2024-04-30 12:24:27,462 pysnmp: sendPdu: MP succeeded
2024-04-30 12:24:27,462 pysnmp: sendMessage: sending transportAddress ('20.163.207.223', 161) outgoingMessage 
00000: 30 28 02 01 01 04 06 70 75 62 6C 69 63 A5 1B 02 
00016: 04 00 F6 B8 AF 02 01 00 02 01 19 30 0D 30 0B 06 
00032: 07 2B 06 01 02 01 01 01 05 00
^CTraceback (most recent call last):
  File "/home/rmarques/devops/lldp-parser/app/from pysnmp.py", line 12, in <module>
    next(g)
  File "/home/rmarques/.local/share/virtualenvs/lldp-parser-63Lywrb8/lib/python3.10/site-packages/pysnmp/hlapi/asyncio/sync/cmdgen.py", line 679, in bulkWalkCmd
    result = loop.run_until_complete(run())
  File "/usr/lib/python3.10/asyncio/base_events.py", line 636, in run_until_complete
    self.run_forever()
  File "/usr/lib/python3.10/asyncio/base_events.py", line 603, in run_forever
    self._run_once()
  File "/usr/lib/python3.10/asyncio/base_events.py", line 1871, in _run_once
    event_list = self._selector.select(timeout)
  File "/usr/lib/python3.10/selectors.py", line 469, in select
    fd_event_list = self._selector.poll(timeout, max_ev)
KeyboardInterrupt
GameMaster47 commented 5 months ago

After some debugging on pysnmp code, I could see that the issue is that the once inside ./hlapi/asyncio/cmdgen.py It seems that nothing is really handling the requestTimedOut exception:

lines 958 - 966

        if errorIndication:
            yield (
                errorIndication,
                errorStatus,
                errorIndex,
                varBindTable and varBindTable[0] or [],
            )
            if errorIndication != errind.requestTimedOut:
                return

After this nothing in the code caughts it and since this is in a run_until_complete loop I guess it causes the loop

I've changed this to

lines 958 - 966

        if errorIndication:
            yield (
                errorIndication,
                errorStatus,
                errorIndex,
                varBindTable and varBindTable[0] or [],
            )
            #if errorIndication != errind.requestTimedOut:
            return

just to test it out and the loop stops, but not sure what's the impact this might have to the rest of the code....

lextm commented 2 months ago

Since we retired the sync API in release 6.2, this issue will not be worked on.

Page segmentation data.
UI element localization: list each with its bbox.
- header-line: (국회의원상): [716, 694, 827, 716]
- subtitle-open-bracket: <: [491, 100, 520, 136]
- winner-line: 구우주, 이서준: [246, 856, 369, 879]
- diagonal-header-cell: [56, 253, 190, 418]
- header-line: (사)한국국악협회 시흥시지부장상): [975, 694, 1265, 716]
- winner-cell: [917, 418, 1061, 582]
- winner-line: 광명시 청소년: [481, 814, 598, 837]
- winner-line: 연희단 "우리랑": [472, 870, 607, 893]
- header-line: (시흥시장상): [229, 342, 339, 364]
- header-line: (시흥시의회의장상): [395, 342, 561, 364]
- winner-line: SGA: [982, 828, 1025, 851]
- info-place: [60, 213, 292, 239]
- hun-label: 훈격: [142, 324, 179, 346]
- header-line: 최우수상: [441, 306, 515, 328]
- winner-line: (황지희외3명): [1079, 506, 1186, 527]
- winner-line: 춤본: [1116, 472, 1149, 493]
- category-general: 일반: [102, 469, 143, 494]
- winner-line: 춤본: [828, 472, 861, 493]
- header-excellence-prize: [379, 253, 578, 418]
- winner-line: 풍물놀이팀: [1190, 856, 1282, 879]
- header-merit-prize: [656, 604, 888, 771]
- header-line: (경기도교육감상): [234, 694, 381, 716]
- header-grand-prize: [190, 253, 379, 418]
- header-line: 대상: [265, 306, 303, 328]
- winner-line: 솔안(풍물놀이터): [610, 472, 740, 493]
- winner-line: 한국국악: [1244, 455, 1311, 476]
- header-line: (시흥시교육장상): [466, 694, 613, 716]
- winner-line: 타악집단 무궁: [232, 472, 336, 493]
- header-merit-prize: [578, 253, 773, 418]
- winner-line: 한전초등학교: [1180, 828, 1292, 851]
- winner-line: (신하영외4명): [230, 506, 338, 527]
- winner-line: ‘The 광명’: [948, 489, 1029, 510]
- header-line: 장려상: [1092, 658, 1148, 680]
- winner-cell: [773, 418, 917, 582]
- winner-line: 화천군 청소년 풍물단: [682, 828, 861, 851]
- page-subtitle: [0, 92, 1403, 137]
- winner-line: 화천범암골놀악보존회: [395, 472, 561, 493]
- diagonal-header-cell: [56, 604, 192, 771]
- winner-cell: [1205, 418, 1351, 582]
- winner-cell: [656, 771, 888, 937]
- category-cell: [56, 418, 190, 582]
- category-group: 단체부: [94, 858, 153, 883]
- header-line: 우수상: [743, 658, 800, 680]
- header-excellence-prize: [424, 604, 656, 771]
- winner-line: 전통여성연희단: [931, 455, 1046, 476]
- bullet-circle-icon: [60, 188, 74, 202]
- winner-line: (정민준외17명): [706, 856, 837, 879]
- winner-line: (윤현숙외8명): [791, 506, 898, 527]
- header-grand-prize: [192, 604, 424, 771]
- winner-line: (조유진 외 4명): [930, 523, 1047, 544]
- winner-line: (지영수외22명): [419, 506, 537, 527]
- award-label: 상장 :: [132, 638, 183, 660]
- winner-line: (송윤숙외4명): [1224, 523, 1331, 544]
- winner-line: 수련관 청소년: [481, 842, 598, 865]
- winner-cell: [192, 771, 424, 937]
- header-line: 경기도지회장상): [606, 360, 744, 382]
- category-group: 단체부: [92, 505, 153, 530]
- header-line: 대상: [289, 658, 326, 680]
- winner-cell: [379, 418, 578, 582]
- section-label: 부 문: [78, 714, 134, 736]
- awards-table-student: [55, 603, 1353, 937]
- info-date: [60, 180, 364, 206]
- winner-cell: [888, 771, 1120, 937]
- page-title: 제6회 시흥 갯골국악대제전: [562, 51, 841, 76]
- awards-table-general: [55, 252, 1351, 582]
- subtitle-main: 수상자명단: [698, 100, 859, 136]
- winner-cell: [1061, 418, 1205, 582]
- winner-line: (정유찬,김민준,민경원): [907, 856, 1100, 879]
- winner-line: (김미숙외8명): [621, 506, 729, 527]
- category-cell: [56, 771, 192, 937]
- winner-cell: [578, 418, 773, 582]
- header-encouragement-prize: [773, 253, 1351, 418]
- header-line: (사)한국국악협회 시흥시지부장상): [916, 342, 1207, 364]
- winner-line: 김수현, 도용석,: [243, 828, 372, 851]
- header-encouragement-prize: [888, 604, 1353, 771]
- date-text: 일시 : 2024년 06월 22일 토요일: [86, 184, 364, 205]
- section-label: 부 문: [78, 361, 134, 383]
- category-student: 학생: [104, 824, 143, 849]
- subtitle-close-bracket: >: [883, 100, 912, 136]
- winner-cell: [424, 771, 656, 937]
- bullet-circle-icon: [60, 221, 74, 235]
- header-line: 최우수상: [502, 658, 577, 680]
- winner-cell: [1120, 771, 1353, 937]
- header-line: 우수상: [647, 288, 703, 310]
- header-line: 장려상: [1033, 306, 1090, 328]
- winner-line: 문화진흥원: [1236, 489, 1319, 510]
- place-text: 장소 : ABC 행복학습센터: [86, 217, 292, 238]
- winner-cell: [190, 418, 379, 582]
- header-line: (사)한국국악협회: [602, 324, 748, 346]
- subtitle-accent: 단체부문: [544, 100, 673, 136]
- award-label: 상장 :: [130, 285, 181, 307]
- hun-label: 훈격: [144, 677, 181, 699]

Exercise instructions.
a) According to the pysnmp issue thread, in which release was the sync API retired?
b) Write out the part of the pysnmp issue thread starting at "just to test" and ending at "be worked on.".

Solutions in order.
a) The sync API was retired in release 6.2.

b)
just to test it out and the loop stops, but not sure what's the impact this might have to the rest of the code....

lextm commented 2 months ago

Since we retired the sync API in release 6.2, this issue will not be worked on.